> Set problem: Would it be possible to write out each entry below exactly, without the pictures?

--- begin Input records ---

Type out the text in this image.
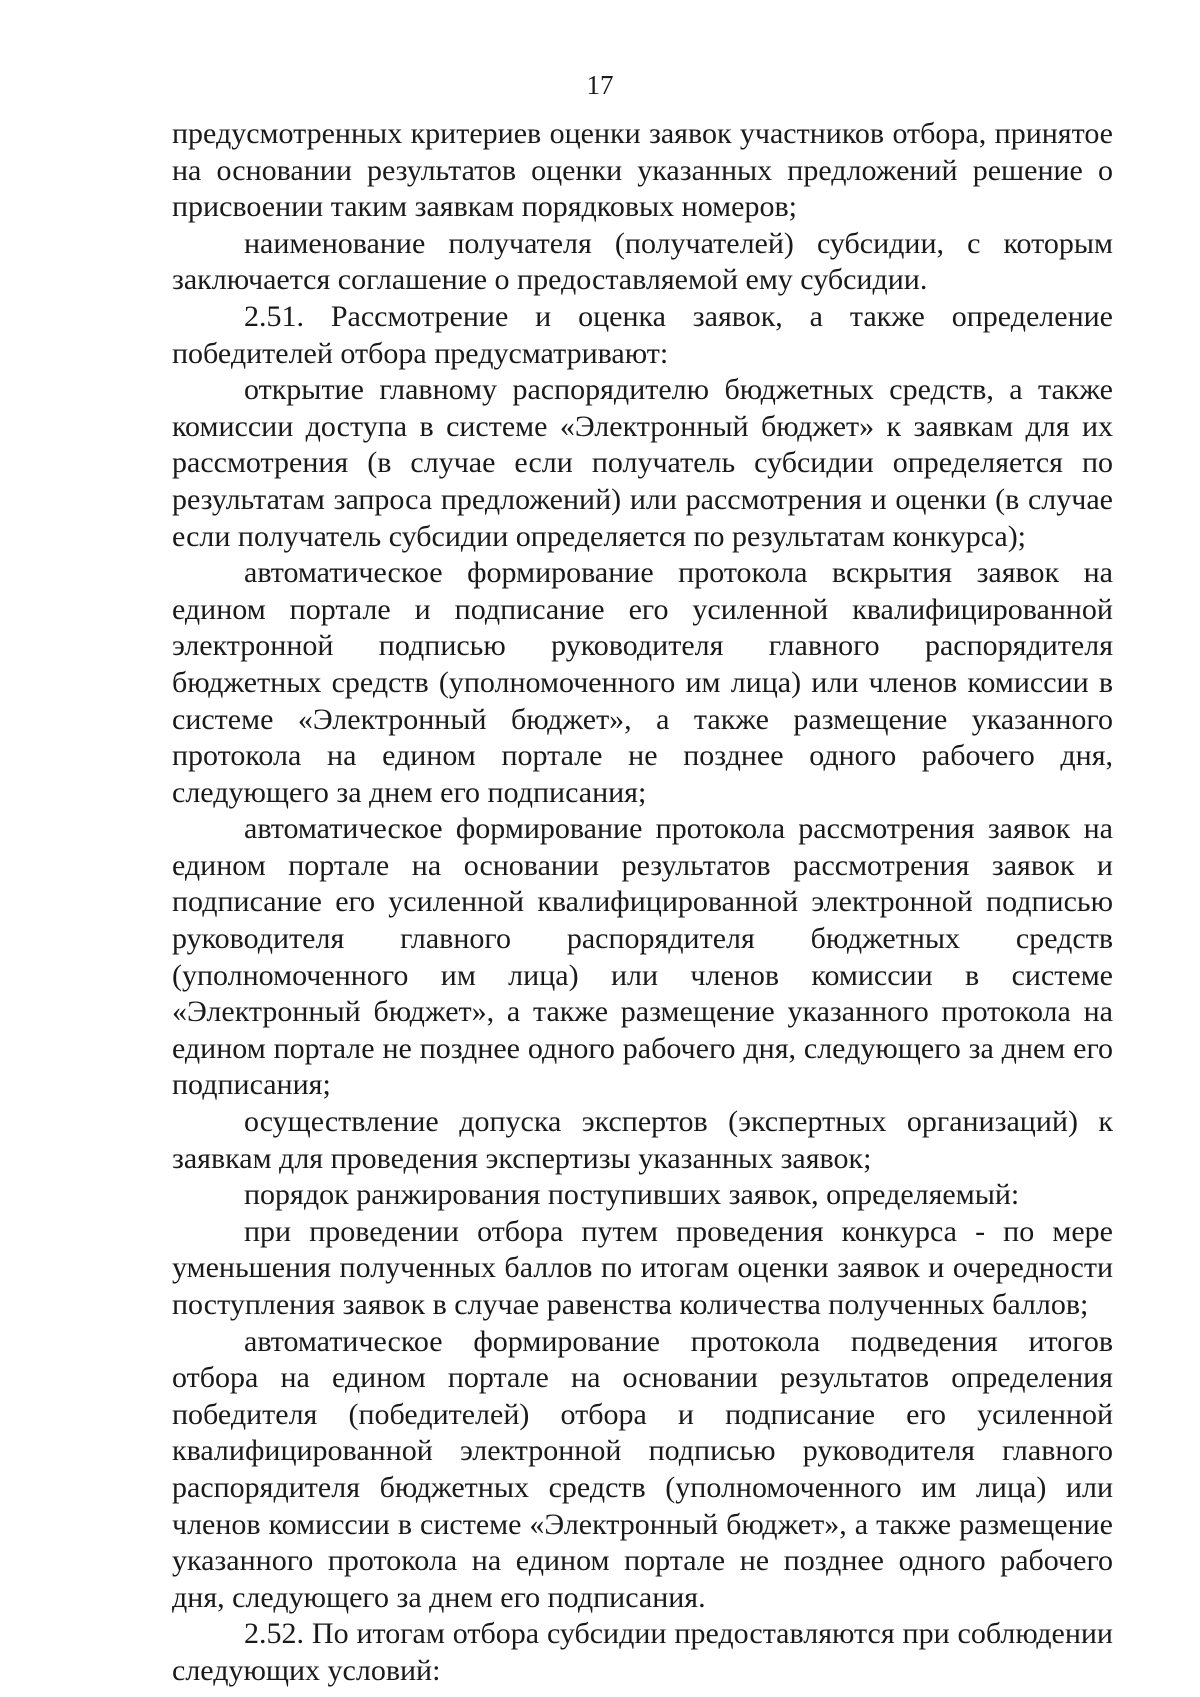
17

предусмотренных критериев оценки заявок участников отбора, принятое на основании результатов оценки указанных предложений решение о присвоении таким заявкам порядковых номеров;

наименование получателя (получателей) субсидии, с которым заключается соглашение о предоставляемой ему субсидии.

2.51. Рассмотрение и оценка заявок, а также определение победителей отбора предусматривают:

открытие главному распорядителю бюджетных средств, а также комиссии доступа в системе «Электронный бюджет» к заявкам для их рассмотрения (в случае если получатель субсидии определяется по результатам запроса предложений) или рассмотрения и оценки (в случае если получатель субсидии определяется по результатам конкурса);

автоматическое формирование протокола вскрытия заявок на едином портале и подписание его усиленной квалифицированной электронной подписью руководителя главного распорядителя бюджетных средств (уполномоченного им лица) или членов комиссии в системе «Электронный бюджет», а также размещение указанного протокола на едином портале не позднее одного рабочего дня, следующего за днем его подписания;

автоматическое формирование протокола рассмотрения заявок на едином портале на основании результатов рассмотрения заявок и подписание его усиленной квалифицированной электронной подписью руководителя главного распорядителя бюджетных средств (уполномоченного им лица) или членов комиссии в системе «Электронный бюджет», а также размещение указанного протокола на едином портале не позднее одного рабочего дня, следующего за днем его подписания;

осуществление допуска экспертов (экспертных организаций) к заявкам для проведения экспертизы указанных заявок;

порядок ранжирования поступивших заявок, определяемый:

при проведении отбора путем проведения конкурса - по мере уменьшения полученных баллов по итогам оценки заявок и очередности поступления заявок в случае равенства количества полученных баллов;

автоматическое формирование протокола подведения итогов отбора на едином портале на основании результатов определения победителя (победителей) отбора и подписание его усиленной квалифицированной электронной подписью руководителя главного распорядителя бюджетных средств (уполномоченного им лица) или членов комиссии в системе «Электронный бюджет», а также размещение указанного протокола на едином портале не позднее одного рабочего дня, следующего за днем его подписания.

2.52. По итогам отбора субсидии предоставляются при соблюдении следующих условий:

--- end Input records ---

> Solution to this task:
Type out the text in this image.
17

предусмотренных критериев оценки заявок участников отбора, принятое на основании результатов оценки указанных предложений решение о присвоении таким заявкам порядковых номеров;

наименование получателя (получателей) субсидии, с которым заключается соглашение о предоставляемой ему субсидии.

2.51. Рассмотрение и оценка заявок, а также определение победителей отбора предусматривают:

открытие главному распорядителю бюджетных средств, а также комиссии доступа в системе «Электронный бюджет» к заявкам для их рассмотрения (в случае если получатель субсидии определяется по результатам запроса предложений) или рассмотрения и оценки (в случае если получатель субсидии определяется по результатам конкурса);

автоматическое формирование протокола вскрытия заявок на едином портале и подписание его усиленной квалифицированной электронной подписью руководителя главного распорядителя бюджетных средств (уполномоченного им лица) или членов комиссии в системе «Электронный бюджет», а также размещение указанного протокола на едином портале не позднее одного рабочего дня, следующего за днем его подписания;

автоматическое формирование протокола рассмотрения заявок на едином портале на основании результатов рассмотрения заявок и подписание его усиленной квалифицированной электронной подписью руководителя главного распорядителя бюджетных средств (уполномоченного им лица) или членов комиссии в системе «Электронный бюджет», а также размещение указанного протокола на едином портале не позднее одного рабочего дня, следующего за днем его подписания;

осуществление допуска экспертов (экспертных организаций) к заявкам для проведения экспертизы указанных заявок;

порядок ранжирования поступивших заявок, определяемый:

при проведении отбора путем проведения конкурса - по мере уменьшения полученных баллов по итогам оценки заявок и очередности поступления заявок в случае равенства количества полученных баллов;

автоматическое формирование протокола подведения итогов отбора на едином портале на основании результатов определения победителя (победителей) отбора и подписание его усиленной квалифицированной электронной подписью руководителя главного распорядителя бюджетных средств (уполномоченного им лица) или членов комиссии в системе «Электронный бюджет», а также размещение указанного протокола на едином портале не позднее одного рабочего дня, следующего за днем его подписания.

2.52. По итогам отбора субсидии предоставляются при соблюдении следующих условий:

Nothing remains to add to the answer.